▸ Aim of the task
Rewrite the stretch of the listing from the line that contains "Ellipse shape xyxy=(273,222,293,228)" through the line that contains "Circle shape xyxy=(438,115,446,120)", changing "Polygon" to "Freeform" and leaving everything else as it is.

▸ Data to use
......

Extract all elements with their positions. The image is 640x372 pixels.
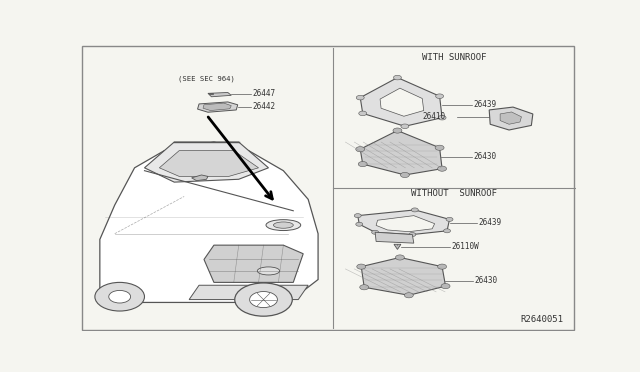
Ellipse shape xyxy=(273,222,293,228)
Text: 26439: 26439 xyxy=(478,218,501,227)
Circle shape xyxy=(444,229,451,233)
Circle shape xyxy=(438,264,447,269)
Text: 26430: 26430 xyxy=(475,276,498,285)
Circle shape xyxy=(355,214,361,218)
Circle shape xyxy=(372,230,379,234)
Text: 26430: 26430 xyxy=(474,152,497,161)
Polygon shape xyxy=(500,112,522,124)
Circle shape xyxy=(401,172,410,177)
Polygon shape xyxy=(204,245,303,282)
Polygon shape xyxy=(360,78,442,126)
Polygon shape xyxy=(159,151,259,176)
Circle shape xyxy=(438,115,446,120)
Text: 26439: 26439 xyxy=(474,100,497,109)
Circle shape xyxy=(358,161,367,167)
Polygon shape xyxy=(189,285,308,299)
Circle shape xyxy=(435,145,444,150)
Ellipse shape xyxy=(266,219,301,231)
Ellipse shape xyxy=(257,267,280,275)
Text: 26442: 26442 xyxy=(253,102,276,111)
Text: 26410: 26410 xyxy=(422,112,445,121)
Text: 26110W: 26110W xyxy=(451,241,479,250)
Text: WITH SUNROOF: WITH SUNROOF xyxy=(422,54,487,62)
Polygon shape xyxy=(375,232,414,243)
Polygon shape xyxy=(376,216,435,232)
Text: WITHOUT  SUNROOF: WITHOUT SUNROOF xyxy=(412,189,497,198)
Text: (SEE SEC 964): (SEE SEC 964) xyxy=(178,76,235,82)
Polygon shape xyxy=(208,93,231,97)
Circle shape xyxy=(401,124,409,129)
Circle shape xyxy=(356,222,363,226)
Circle shape xyxy=(235,283,292,316)
Polygon shape xyxy=(489,107,533,130)
Circle shape xyxy=(356,147,365,152)
Text: 26447: 26447 xyxy=(253,89,276,98)
Polygon shape xyxy=(360,131,442,175)
Circle shape xyxy=(394,75,401,80)
Text: R2640051: R2640051 xyxy=(520,315,564,324)
Polygon shape xyxy=(145,142,269,182)
Polygon shape xyxy=(361,257,445,295)
Circle shape xyxy=(95,282,145,311)
Polygon shape xyxy=(394,244,401,250)
Circle shape xyxy=(446,217,453,221)
Circle shape xyxy=(356,264,365,269)
Circle shape xyxy=(396,255,404,260)
Circle shape xyxy=(359,111,367,116)
Polygon shape xyxy=(358,210,449,235)
Circle shape xyxy=(250,292,277,308)
Polygon shape xyxy=(100,142,318,302)
Circle shape xyxy=(441,283,450,289)
Circle shape xyxy=(438,166,447,171)
Circle shape xyxy=(409,232,416,237)
Circle shape xyxy=(109,291,131,303)
Polygon shape xyxy=(380,88,424,116)
Polygon shape xyxy=(198,102,237,112)
Circle shape xyxy=(412,208,419,212)
Polygon shape xyxy=(203,103,231,110)
Circle shape xyxy=(393,128,402,133)
Circle shape xyxy=(356,95,364,100)
Circle shape xyxy=(404,293,413,298)
Circle shape xyxy=(436,94,444,99)
Polygon shape xyxy=(191,175,208,181)
Circle shape xyxy=(360,285,369,290)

......

▸ Result of the task
Ellipse shape xyxy=(273,222,293,228)
Text: 26439: 26439 xyxy=(478,218,501,227)
Circle shape xyxy=(444,229,451,233)
Circle shape xyxy=(438,264,447,269)
Text: 26430: 26430 xyxy=(475,276,498,285)
Circle shape xyxy=(355,214,361,218)
Circle shape xyxy=(372,230,379,234)
Text: 26430: 26430 xyxy=(474,152,497,161)
Freeform shape xyxy=(500,112,522,124)
Circle shape xyxy=(401,172,410,177)
Freeform shape xyxy=(204,245,303,282)
Freeform shape xyxy=(360,78,442,126)
Freeform shape xyxy=(159,151,259,176)
Circle shape xyxy=(438,115,446,120)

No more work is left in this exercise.